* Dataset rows

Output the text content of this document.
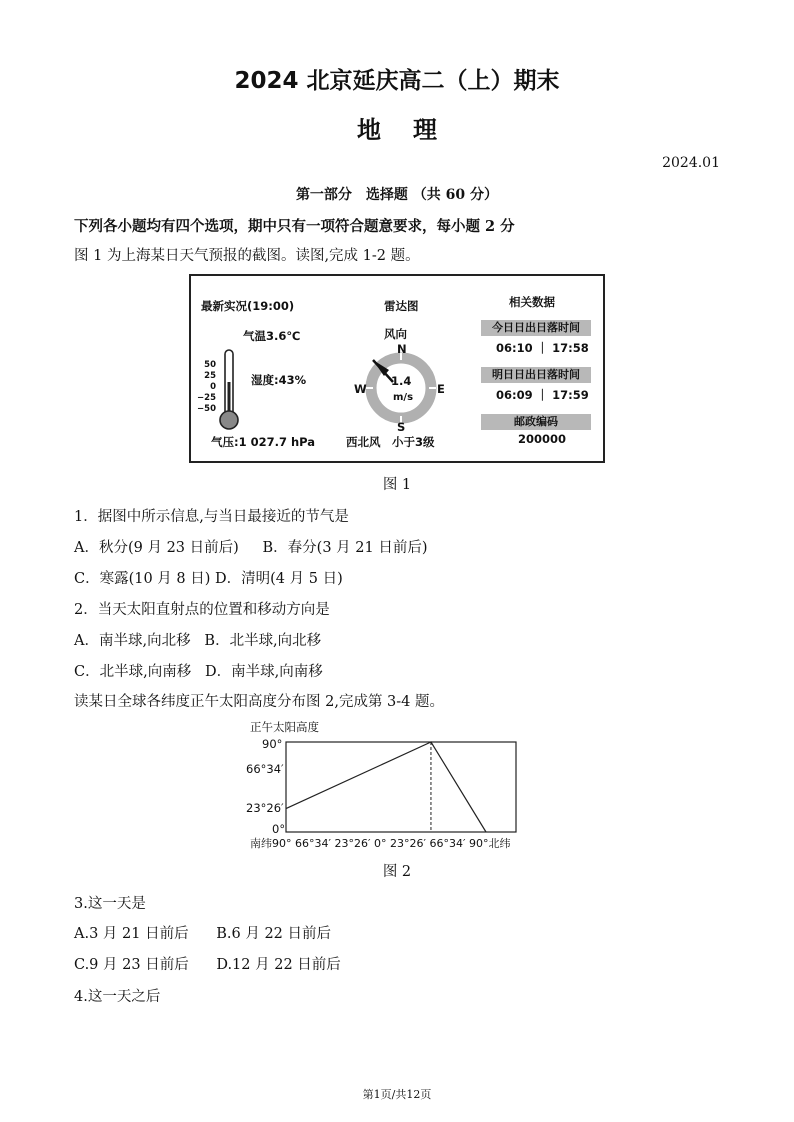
2024 北京延庆高二（上）期末
地理
2024.01
第一部分　选择题 （共 60 分）
下列各小题均有四个选项，期中只有一项符合题意要求，每小题 2 分
图 1 为上海某日天气预报的截图。读图,完成 1-2 题。
最新实况(19:00)
气温3.6℃
湿度:43%
气压:1 027.7 hPa
50
25
0
−25
−50
雷达图
风向
N
S
W	E
1.4
m/s
西北风　小于3级
相关数据
今日日出日落时间
06:10 ｜ 17:58
明日日出日落时间
06:09 ｜ 17:59
邮政编码
200000
图 1
1．据图中所示信息,与当日最接近的节气是
A．秋分(9 月 23 日前后)　  B．春分(3 月 21 日前后)
C．寒露(10 月 8 日) D．清明(4 月 5 日)
2．当天太阳直射点的位置和移动方向是
A．南半球,向北移   B．北半球,向北移
C．北半球,向南移   D．南半球,向南移
读某日全球各纬度正午太阳高度分布图 2,完成第 3-4 题。
正午太阳高度
90°
66°34′
23°26′
0°
南纬90° 66°34′ 23°26′ 0° 23°26′ 66°34′ 90°北纬
图 2
3.这一天是
A.3 月 21 日前后      B.6 月 22 日前后
C.9 月 23 日前后      D.12 月 22 日前后
4.这一天之后
第1页/共12页
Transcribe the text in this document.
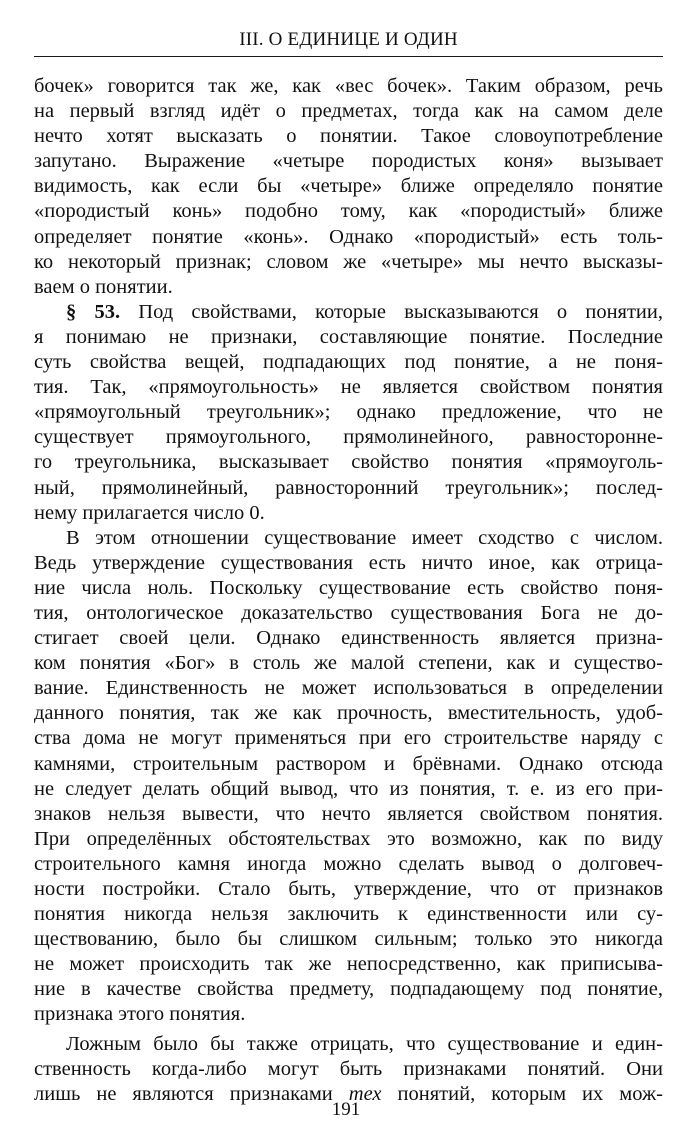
III. О ЕДИНИЦЕ И ОДИН
бочек» говорится так же, как «вес бочек». Таким образом, речь
на первый взгляд идёт о предметах, тогда как на самом деле
нечто хотят высказать о понятии. Такое словоупотребление
запутано. Выражение «четыре породистых коня» вызывает
видимость, как если бы «четыре» ближе определяло понятие
«породистый конь» подобно тому, как «породистый» ближе
определяет понятие «конь». Однако «породистый» есть толь-
ко некоторый признак; словом же «четыре» мы нечто высказы-
ваем о понятии.
§ 53. Под свойствами, которые высказываются о понятии,
я понимаю не признаки, составляющие понятие. Последние
суть свойства вещей, подпадающих под понятие, а не поня-
тия. Так, «прямоугольность» не является свойством понятия
«прямоугольный треугольник»; однако предложение, что не
существует прямоугольного, прямолинейного, равносторонне-
го треугольника, высказывает свойство понятия «прямоуголь-
ный, прямолинейный, равносторонний треугольник»; послед-
нему прилагается число 0.
В этом отношении существование имеет сходство с числом.
Ведь утверждение существования есть ничто иное, как отрица-
ние числа ноль. Поскольку существование есть свойство поня-
тия, онтологическое доказательство существования Бога не до-
стигает своей цели. Однако единственность является призна-
ком понятия «Бог» в столь же малой степени, как и существо-
вание. Единственность не может использоваться в определении
данного понятия, так же как прочность, вместительность, удоб-
ства дома не могут применяться при его строительстве наряду с
камнями, строительным раствором и брёвнами. Однако отсюда
не следует делать общий вывод, что из понятия, т. е. из его при-
знаков нельзя вывести, что нечто является свойством понятия.
При определённых обстоятельствах это возможно, как по виду
строительного камня иногда можно сделать вывод о долговеч-
ности постройки. Стало быть, утверждение, что от признаков
понятия никогда нельзя заключить к единственности или су-
ществованию, было бы слишком сильным; только это никогда
не может происходить так же непосредственно, как приписыва-
ние в качестве свойства предмету, подпадающему под понятие,
признака этого понятия.
Ложным было бы также отрицать, что существование и един-
ственность когда-либо могут быть признаками понятий. Они
лишь не являются признаками тех понятий, которым их мож-
191
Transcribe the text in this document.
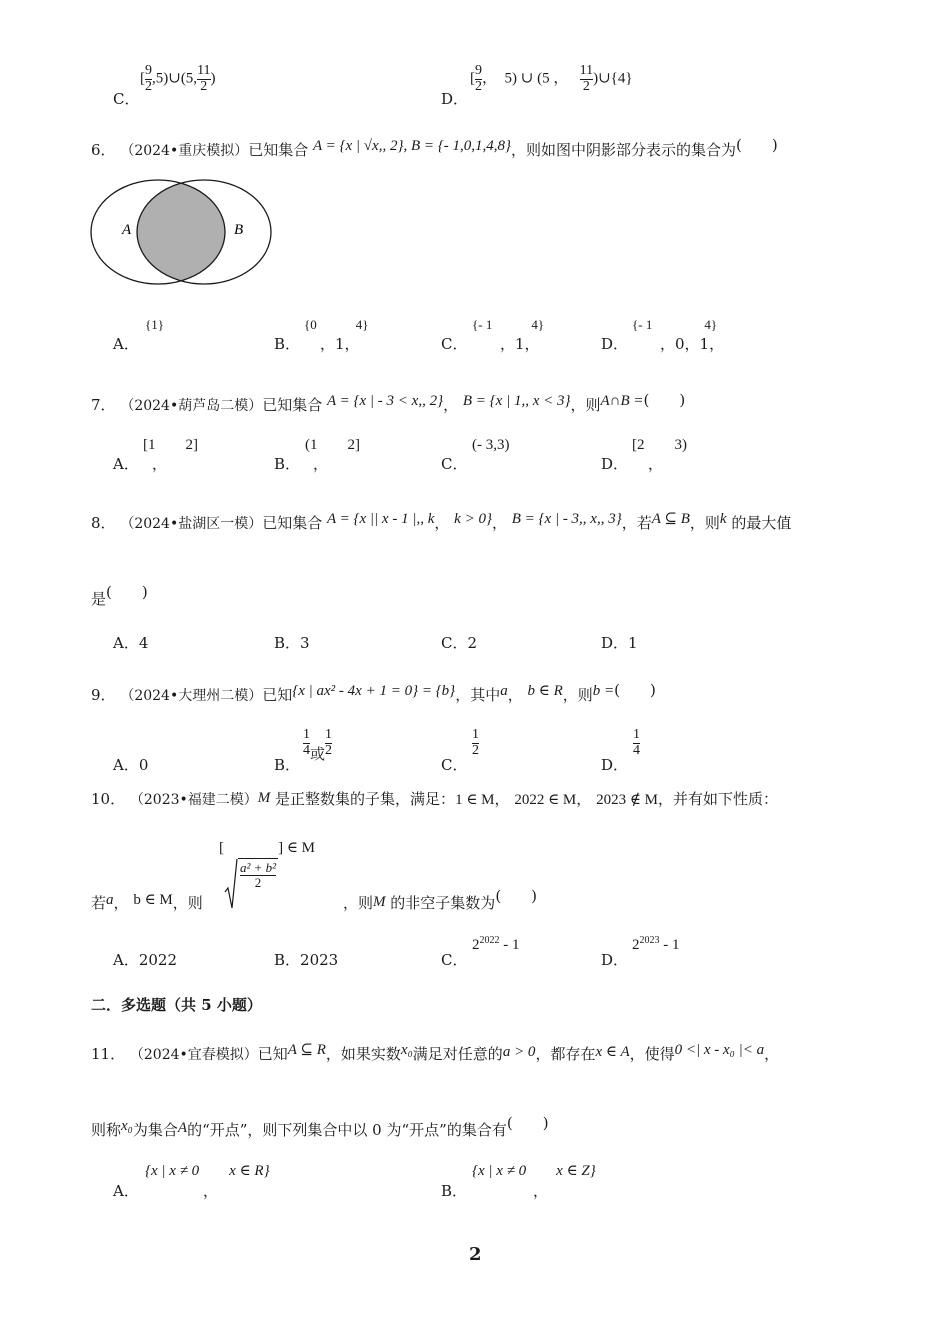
C．
[ $\frac{9}{2}$ ,5)∪(5, $\frac{11}{2}$ )
D．
[ $\frac{9}{2}$ ， 5) ∪ (5 ， $\frac{11}{2}$ )∪{4}
6． （2024•重庆模拟）已知集合 A = {x | √x,, 2}, B = {- 1,0,1,4,8}，则如图中阴影部分表示的集合为(　　)
A	B
A．
{1}
B．
{0　　　4}
，1，	C．
{- 1　　　4}
，1，	D．
{- 1　　　　4}
，0，1，
7． （2024•葫芦岛二模）已知集合 A = {x | - 3 < x,, 2}， B = {x | 1,, x < 3}，则A∩B =(　　)
A．
[1　　2]
，	B．
(1　　2]
，	C．
(- 3,3)
D．
[2　　3)
，
8． （2024•盐湖区一模）已知集合 A = {x || x - 1 |,, k， k > 0}， B = {x | - 3,, x,, 3}，若A ⊆ B，则k 的最大值
是(　　)
A．4	B．3	C．2	D．1
9． （2024•大理州二模）已知{x | ax² - 4x + 1 = 0} = {b}，其中a， b ∈ R，则b =(　　)
A．0	B．
$\frac{1}{4}$ 或 $\frac{1}{2}$
C．
$\frac{1}{2}$
D．
$\frac{1}{4}$
10． （2023•福建二模）M 是正整数集的子集，满足：1 ∈ M， 2022 ∈ M， 2023 ∉ M，并有如下性质：
若a， b ∈ M，则
[
$\frac{\text{a² + b²}}{2}$
] ∈ M
，则M 的非空子集数为(　　)
A．2022	B．2023	C．
$2^{2022} - 1$
D．
$2^{2023} - 1$
二．多选题（共 5 小题）
11． （2024•宜春模拟）已知A ⊆ R，如果实数x₀满足对任意的a > 0，都存在x ∈ A，使得0 <| x - x₀ |< a，
则称x₀为集合A的“开点”，则下列集合中以 0 为“开点”的集合有(　　)
A．
{x | x ≠ 0　　x ∈ R}
，	B．
{x | x ≠ 0　　x ∈ Z}
，
2
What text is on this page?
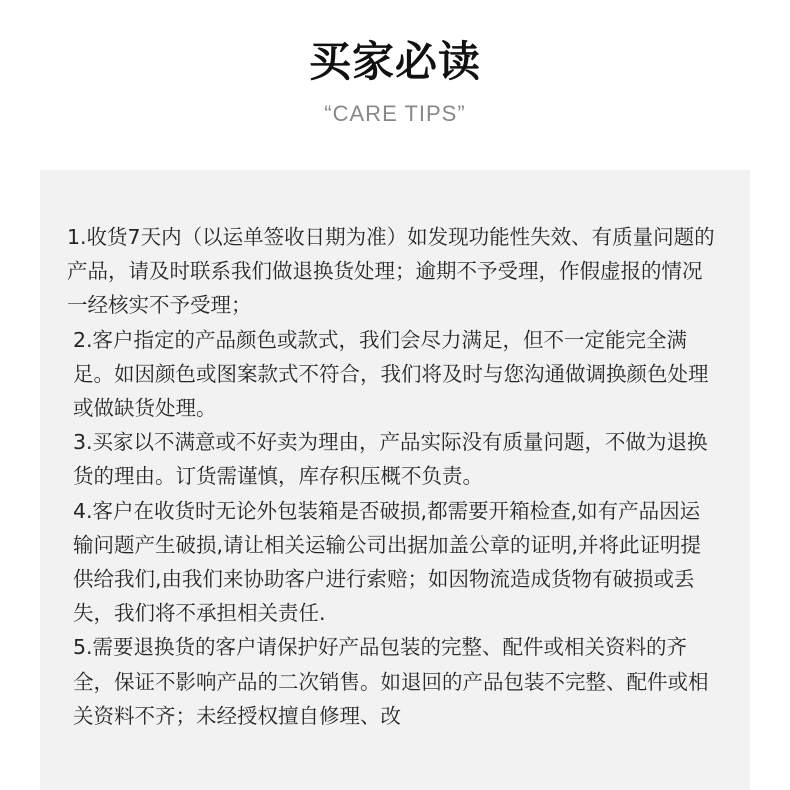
买家必读
“CARE TIPS”
1.收货7天内（以运单签收日期为准）如发现功能性失效、有质量问题的产品，请及时联系我们做退换货处理；逾期不予受理，作假虚报的情况一经核实不予受理；
2.客户指定的产品颜色或款式，我们会尽力满足，但不一定能完全满足。如因颜色或图案款式不符合，我们将及时与您沟通做调换颜色处理或做缺货处理。
3.买家以不满意或不好卖为理由，产品实际没有质量问题，不做为退换货的理由。订货需谨慎，库存积压概不负责。
4.客户在收货时无论外包装箱是否破损,都需要开箱检查,如有产品因运输问题产生破损,请让相关运输公司出据加盖公章的证明,并将此证明提供给我们,由我们来协助客户进行索赔；如因物流造成货物有破损或丢失，我们将不承担相关责任.
5.需要退换货的客户请保护好产品包装的完整、配件或相关资料的齐全，保证不影响产品的二次销售。如退回的产品包装不完整、配件或相关资料不齐；未经授权擅自修理、改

* What is being asked
Return each line that includes "могут".

* Output
ства дома не могут применяться при его строительстве наряду с
ственность когда-либо могут быть признаками понятий. Они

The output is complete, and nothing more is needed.